-- Task description --
Every entry below must be repeated exactly; skip the pictures.

-- Source records --
────────

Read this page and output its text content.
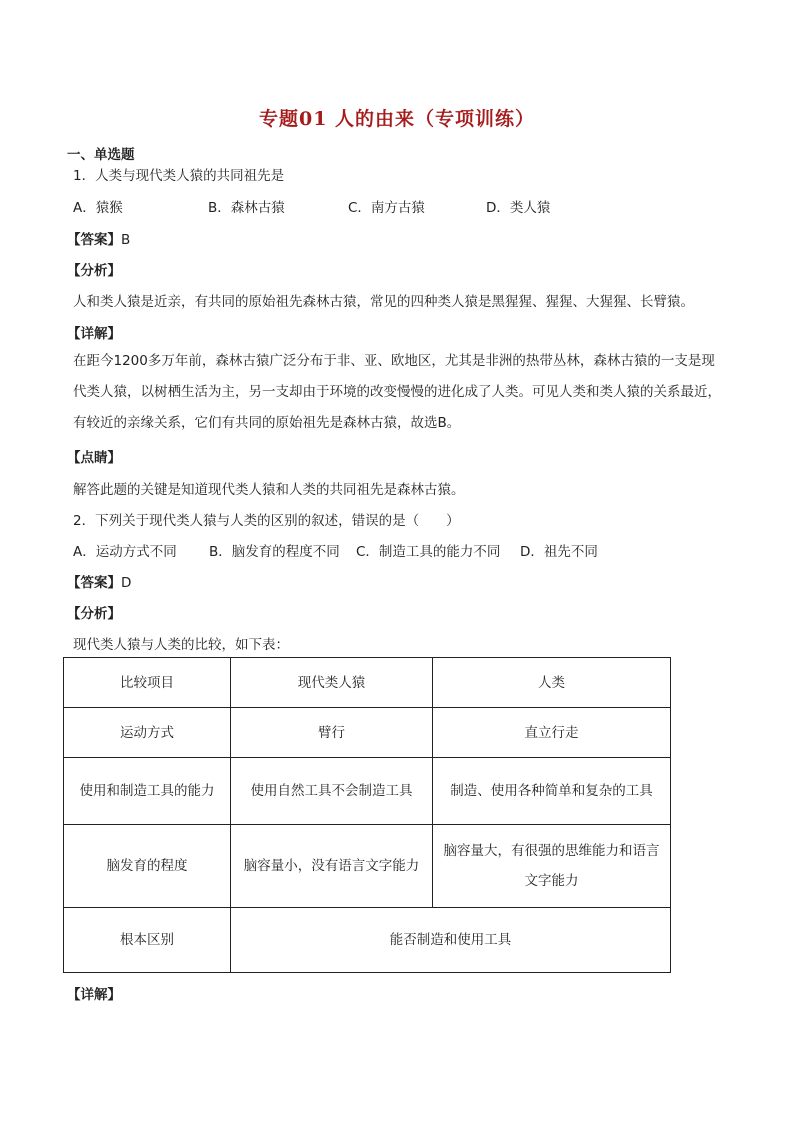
专题01 人的由来（专项训练）
一、单选题
1．人类与现代类人猿的共同祖先是
A．猿猴	B．森林古猿	C．南方古猿	D．类人猿
【答案】B
【分析】
人和类人猿是近亲，有共同的原始祖先森林古猿，常见的四种类人猿是黑猩猩、猩猩、大猩猩、长臂猿。
【详解】
在距今1200多万年前，森林古猿广泛分布于非、亚、欧地区，尤其是非洲的热带丛林，森林古猿的一支是现代类人猿，以树栖生活为主，另一支却由于环境的改变慢慢的进化成了人类。可见人类和类人猿的关系最近，有较近的亲缘关系，它们有共同的原始祖先是森林古猿，故选B。
【点睛】
解答此题的关键是知道现代类人猿和人类的共同祖先是森林古猿。
2．下列关于现代类人猿与人类的区别的叙述，错误的是（　　）
A．运动方式不同 B．脑发育的程度不同 C．制造工具的能力不同 D．祖先不同
【答案】D
【分析】
现代类人猿与人类的比较，如下表：
比较项目	现代类人猿	人类
运动方式	臂行	直立行走
使用和制造工具的能力	使用自然工具不会制造工具	制造、使用各种简单和复杂的工具
脑发育的程度	脑容量小，没有语言文字能力	脑容量大，有很强的思维能力和语言文字能力
根本区别	能否制造和使用工具	
【详解】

────────

-- Solution for this exercise --
Read this page and output its text content.
专题01 人的由来（专项训练）
一、单选题
1．人类与现代类人猿的共同祖先是
A．猿猴	B．森林古猿	C．南方古猿	D．类人猿
【答案】B
【分析】
人和类人猿是近亲，有共同的原始祖先森林古猿，常见的四种类人猿是黑猩猩、猩猩、大猩猩、长臂猿。
【详解】
在距今1200多万年前，森林古猿广泛分布于非、亚、欧地区，尤其是非洲的热带丛林，森林古猿的一支是现代类人猿，以树栖生活为主，另一支却由于环境的改变慢慢的进化成了人类。可见人类和类人猿的关系最近，有较近的亲缘关系，它们有共同的原始祖先是森林古猿，故选B。
【点睛】
解答此题的关键是知道现代类人猿和人类的共同祖先是森林古猿。
2．下列关于现代类人猿与人类的区别的叙述，错误的是（　　）
A．运动方式不同 B．脑发育的程度不同 C．制造工具的能力不同 D．祖先不同
【答案】D
【分析】
现代类人猿与人类的比较，如下表：
比较项目	现代类人猿	人类
运动方式	臂行	直立行走
使用和制造工具的能力	使用自然工具不会制造工具	制造、使用各种简单和复杂的工具
脑发育的程度	脑容量小，没有语言文字能力	脑容量大，有很强的思维能力和语言文字能力
根本区别	能否制造和使用工具	
【详解】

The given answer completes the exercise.